### Records provided

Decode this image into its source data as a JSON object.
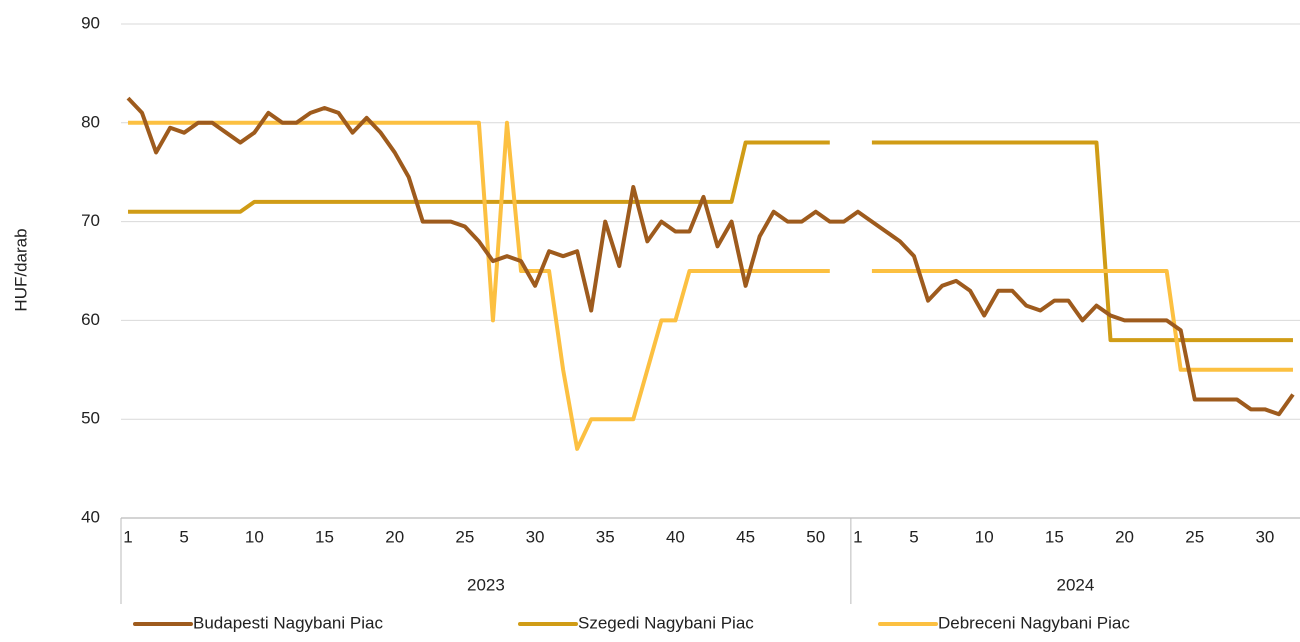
{
  "chart_data": {
    "type": "line",
    "y_label": "HUF/darab",
    "groups": [
      {
        "name": "2023",
        "categories": [
          "1",
          null,
          null,
          null,
          "5",
          null,
          null,
          null,
          null,
          "10",
          null,
          null,
          null,
          null,
          "15",
          null,
          null,
          null,
          null,
          "20",
          null,
          null,
          null,
          null,
          "25",
          null,
          null,
          null,
          null,
          "30",
          null,
          null,
          null,
          null,
          "35",
          null,
          null,
          null,
          null,
          "40",
          null,
          null,
          null,
          null,
          "45",
          null,
          null,
          null,
          null,
          "50",
          null,
          null
        ]
      },
      {
        "name": "2024",
        "categories": [
          "1",
          null,
          null,
          null,
          "5",
          null,
          null,
          null,
          null,
          "10",
          null,
          null,
          null,
          null,
          "15",
          null,
          null,
          null,
          null,
          "20",
          null,
          null,
          null,
          null,
          "25",
          null,
          null,
          null,
          null,
          "30",
          null,
          null
        ]
      }
    ],
    "series": [
      {
        "name": "Budapesti Nagybani Piac",
        "color": "#9e5b1d",
        "values": [
          82.5,
          81,
          77,
          79.5,
          79,
          80,
          80,
          79,
          78,
          79,
          81,
          80,
          80,
          81,
          81.5,
          81,
          79,
          80.5,
          79,
          77,
          74.5,
          70,
          70,
          70,
          69.5,
          68,
          66,
          66.5,
          66,
          63.5,
          67,
          66.5,
          67,
          61,
          70,
          65.5,
          73.5,
          68,
          70,
          69,
          69,
          72.5,
          67.5,
          70,
          63.5,
          68.5,
          71,
          70,
          70,
          71,
          70,
          70,
          71,
          70,
          69,
          68,
          66.5,
          62,
          63.5,
          64,
          63,
          60.5,
          63,
          63,
          61.5,
          61,
          62,
          62,
          60,
          61.5,
          60.5,
          60,
          60,
          60,
          60,
          59,
          52,
          52,
          52,
          52,
          51,
          51,
          50.5,
          52.5
        ]
      },
      {
        "name": "Szegedi Nagybani Piac",
        "color": "#d09c16",
        "values": [
          71,
          71,
          71,
          71,
          71,
          71,
          71,
          71,
          71,
          72,
          72,
          72,
          72,
          72,
          72,
          72,
          72,
          72,
          72,
          72,
          72,
          72,
          72,
          72,
          72,
          72,
          72,
          72,
          72,
          72,
          72,
          72,
          72,
          72,
          72,
          72,
          72,
          72,
          72,
          72,
          72,
          72,
          72,
          72,
          78,
          78,
          78,
          78,
          78,
          78,
          78,
          null,
          null,
          78,
          78,
          78,
          78,
          78,
          78,
          78,
          78,
          78,
          78,
          78,
          78,
          78,
          78,
          78,
          78,
          78,
          58,
          58,
          58,
          58,
          58,
          58,
          58,
          58,
          58,
          58,
          58,
          58,
          58,
          58
        ]
      },
      {
        "name": "Debreceni Nagybani Piac",
        "color": "#fcc041",
        "values": [
          80,
          80,
          80,
          80,
          80,
          80,
          80,
          80,
          80,
          80,
          80,
          80,
          80,
          80,
          80,
          80,
          80,
          80,
          80,
          80,
          80,
          80,
          80,
          80,
          80,
          80,
          60,
          80,
          65,
          65,
          65,
          55,
          47,
          50,
          50,
          50,
          50,
          55,
          60,
          60,
          65,
          65,
          65,
          65,
          65,
          65,
          65,
          65,
          65,
          65,
          65,
          null,
          null,
          65,
          65,
          65,
          65,
          65,
          65,
          65,
          65,
          65,
          65,
          65,
          65,
          65,
          65,
          65,
          65,
          65,
          65,
          65,
          65,
          65,
          65,
          55,
          55,
          55,
          55,
          55,
          55,
          55,
          55,
          55
        ]
      }
    ],
    "ylim": [
      40,
      90
    ],
    "yticks": [
      40,
      50,
      60,
      70,
      80,
      90
    ],
    "grid": true
  }
}
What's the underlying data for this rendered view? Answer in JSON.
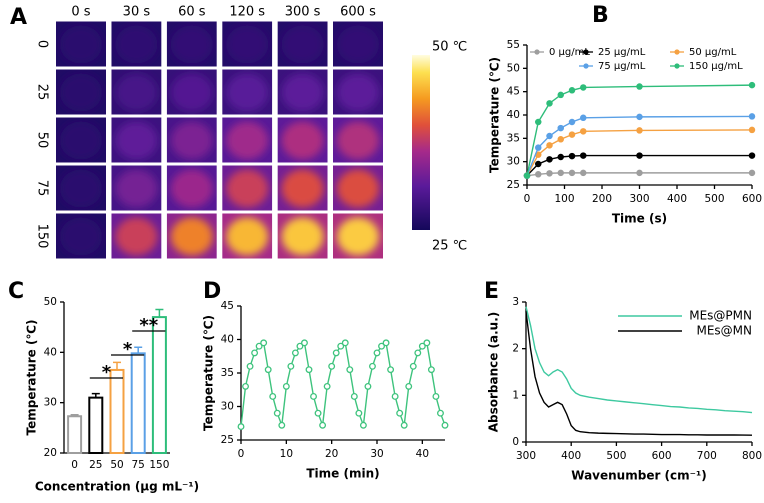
{
  "chart_data": [
    {
      "type": "thermal-grid",
      "label": "A",
      "columns": [
        "0 s",
        "30 s",
        "60 s",
        "120 s",
        "300 s",
        "600 s"
      ],
      "rows": [
        "0",
        "25",
        "50",
        "75",
        "150"
      ],
      "colorbar_labels": [
        "50 ℃",
        "25 ℃"
      ]
    },
    {
      "type": "line",
      "label": "B",
      "xlabel": "Time (s)",
      "ylabel": "Temperature (℃)",
      "x": [
        0,
        30,
        60,
        90,
        120,
        150,
        300,
        600
      ],
      "xlim": [
        0,
        600
      ],
      "xticks": [
        0,
        100,
        200,
        300,
        400,
        500,
        600
      ],
      "ylim": [
        25,
        55
      ],
      "yticks": [
        25,
        30,
        35,
        40,
        45,
        50,
        55
      ],
      "marker_style": "filled",
      "series": [
        {
          "name": "0 μg/mL",
          "color": "#9e9e9e",
          "values": [
            27,
            27.3,
            27.5,
            27.6,
            27.6,
            27.6,
            27.6,
            27.6
          ]
        },
        {
          "name": "25 μg/mL",
          "color": "#000000",
          "values": [
            27,
            29.5,
            30.5,
            31,
            31.2,
            31.3,
            31.3,
            31.3
          ]
        },
        {
          "name": "50 μg/mL",
          "color": "#f5a142",
          "values": [
            27,
            31.5,
            33.5,
            34.8,
            35.8,
            36.5,
            36.7,
            36.8
          ]
        },
        {
          "name": "75 μg/mL",
          "color": "#5aa0e6",
          "values": [
            27,
            33,
            35.5,
            37.2,
            38.5,
            39.4,
            39.6,
            39.7
          ]
        },
        {
          "name": "150 μg/mL",
          "color": "#2ebd7a",
          "values": [
            27,
            38.5,
            42.5,
            44.3,
            45.3,
            45.9,
            46.1,
            46.4
          ]
        }
      ]
    },
    {
      "type": "bar",
      "label": "C",
      "xlabel": "Concentration (μg mL⁻¹)",
      "ylabel": "Temperature (℃)",
      "categories": [
        "0",
        "25",
        "50",
        "75",
        "150"
      ],
      "values": [
        27.3,
        31,
        36.5,
        39.8,
        47
      ],
      "errors": [
        0.3,
        0.8,
        1.5,
        1.2,
        1.5
      ],
      "colors": [
        "#9e9e9e",
        "#000000",
        "#f5a142",
        "#5aa0e6",
        "#2ebd7a"
      ],
      "ylim": [
        20,
        50
      ],
      "yticks": [
        20,
        30,
        40,
        50
      ],
      "annotations": [
        "*",
        "*",
        "**"
      ]
    },
    {
      "type": "line",
      "label": "D",
      "xlabel": "Time (min)",
      "ylabel": "Temperature (℃)",
      "x": [
        0,
        1,
        2,
        3,
        4,
        5,
        6,
        7,
        8,
        9,
        10,
        11,
        12,
        13,
        14,
        15,
        16,
        17,
        18,
        19,
        20,
        21,
        22,
        23,
        24,
        25,
        26,
        27,
        28,
        29,
        30,
        31,
        32,
        33,
        34,
        35,
        36,
        37,
        38,
        39,
        40,
        41,
        42,
        43,
        44,
        45
      ],
      "xlim": [
        0,
        45
      ],
      "xticks": [
        0,
        10,
        20,
        30,
        40
      ],
      "ylim": [
        25,
        45
      ],
      "yticks": [
        25,
        30,
        35,
        40,
        45
      ],
      "marker_style": "hollow",
      "series": [
        {
          "color": "#3ec37d",
          "values": [
            27,
            33,
            36,
            38,
            39,
            39.5,
            35.5,
            31.5,
            29,
            27.2,
            33,
            36,
            38,
            39,
            39.5,
            35.5,
            31.5,
            29,
            27.2,
            33,
            36,
            38,
            39,
            39.5,
            35.5,
            31.5,
            29,
            27.2,
            33,
            36,
            38,
            39,
            39.5,
            35.5,
            31.5,
            29,
            27.2,
            33,
            36,
            38,
            39,
            39.5,
            35.5,
            31.5,
            29,
            27.2
          ]
        }
      ]
    },
    {
      "type": "line",
      "label": "E",
      "xlabel": "Wavenumber (cm⁻¹)",
      "ylabel": "Absorbance (a.u.)",
      "x": [
        300,
        310,
        320,
        330,
        340,
        350,
        360,
        370,
        380,
        390,
        400,
        410,
        420,
        440,
        460,
        480,
        500,
        520,
        540,
        560,
        580,
        600,
        620,
        640,
        660,
        680,
        700,
        720,
        740,
        760,
        780,
        800
      ],
      "xlim": [
        300,
        800
      ],
      "xticks": [
        300,
        400,
        500,
        600,
        700,
        800
      ],
      "ylim": [
        0,
        3
      ],
      "yticks": [
        0,
        1,
        2,
        3
      ],
      "series": [
        {
          "name": "MEs@PMN",
          "color": "#3ec9a0",
          "values": [
            2.9,
            2.5,
            2.0,
            1.7,
            1.5,
            1.42,
            1.5,
            1.55,
            1.5,
            1.35,
            1.15,
            1.05,
            1.0,
            0.96,
            0.93,
            0.9,
            0.88,
            0.86,
            0.84,
            0.82,
            0.8,
            0.78,
            0.76,
            0.75,
            0.73,
            0.72,
            0.7,
            0.69,
            0.67,
            0.66,
            0.65,
            0.63
          ]
        },
        {
          "name": "MEs@MN",
          "color": "#000000",
          "values": [
            2.8,
            2.0,
            1.4,
            1.05,
            0.85,
            0.75,
            0.8,
            0.85,
            0.8,
            0.6,
            0.35,
            0.25,
            0.22,
            0.2,
            0.19,
            0.185,
            0.18,
            0.175,
            0.17,
            0.17,
            0.165,
            0.16,
            0.16,
            0.16,
            0.155,
            0.155,
            0.15,
            0.15,
            0.15,
            0.15,
            0.148,
            0.145
          ]
        }
      ]
    }
  ]
}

######

Given exercise
Locate all lines in the listing above with the word "JSON" and copy them.

Task answer
Decode this image into its source data as a JSON object.
What's the underlying data for this rendered view? Answer in JSON.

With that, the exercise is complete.